France’s big parties probably won’t even get into the presidential election’s final round. Here’s why

Most Western countries are seeing increased dissatisfaction with the economic and political status quo. This has fed the rise of populism, destabilizing party systems and even democracy. The most recent twists in the French presidential race reflect this as well as some distinctive new features of French politics.

France’s Socialists are falling apart

One notable feature of the race is the crackup of the French Socialist Party (PS). Just like in France’s presidential election, the PS runs a two-stage primary (assuming no candidate wins a majority in the first round) in which the top two candidates go through to the second round. This time, two candidates with dramatically different views of the PS and its future, Benoît Hamon and Manuel Valls, got through to the second stage. Hamon, sometimes called the French Jeremy Corbyn after the controversial British Labour Party leader, is from the party’s left wing. He calls for a universal basic income, taxing robots, legalizing cannabis  and decreasing the workweek; he is tolerant of immigration and a committed environmentalist. Valls, the prime minister, is the Tony Blair to Hamon’s Corbyn. He is pro-business, critical of “excessive” state regulations and the inefficiencies of the welfare state, and a strong law-and-order advocate. He also supports restrictions on headscarves and burkinis.

Although Valls was originally considered the front-runner, he was crushed by Hamon in the second round of the primary. The primary revealed devastating divisions in the party, with Valls and other “reformists” openly stating that they do not support Hamon’s policies. Some may even abandon the PS entirely.

This is merely the culmination of a long-term weakening of the PS.  Like many other European center-left parties, the PS has swung back and forth over the past years between the “kindler, gentler” neoliberalism of Valls, which has sent working-class voters fleeing to populists, and the traditional leftism of Hamon, which many middle-class and centrist voters view as economically irresponsible. The result is a dramatic decline in support for the PS, a party with roots going back to the late 19th  century, that has played a central role in modern French politics and given France its current president. Hamon is unlikely to make it past the first round of presidential voting.

The traditional right is in big trouble, too

The main party of the right, the Republicans, is imploding as well.  Its candidate, François Fillon, was originally predicted to win the presidential race.  Running on a platform of neoliberalism (he is an avowed admirer of Margaret Thatcher) and social conservatism (he is a committed Catholic who has expressed his discomfort with abortion and same-sex marriage), Fillon promised to get France back on its feet economically and restore traditional “values.” His (purported) personal honesty and integrity were also major selling points with an electorate increasingly fed up with a corrupt and out-of-touch political elite.

■ STATED GOAL 1 ■
In the article on the French presidential race, what is Benoît Hamon sometimes called?
■ STATED GOAL 2 ■
Quote the article on the French presidential race, everything from "This is merely" down to "of presidential voting.".

■ DATA EXCERPT ■
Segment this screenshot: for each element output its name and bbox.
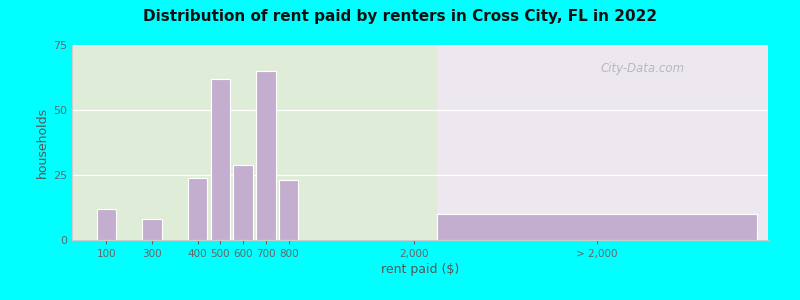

■ EXERCISE ANSWER 1 ■
The French Jeremy Corbyn.

■ EXERCISE ANSWER 2 ■
This is merely the culmination of a long-term weakening of the PS.  Like many other European center-left parties, the PS has swung back and forth over the past years between the “kindler, gentler” neoliberalism of Valls, which has sent working-class voters fleeing to populists, and the traditional leftism of Hamon, which many middle-class and centrist voters view as economically irresponsible. The result is a dramatic decline in support for the PS, a party with roots going back to the late 19th  century, that has played a central role in modern French politics and given France its current president. Hamon is unlikely to make it past the first round of presidential voting.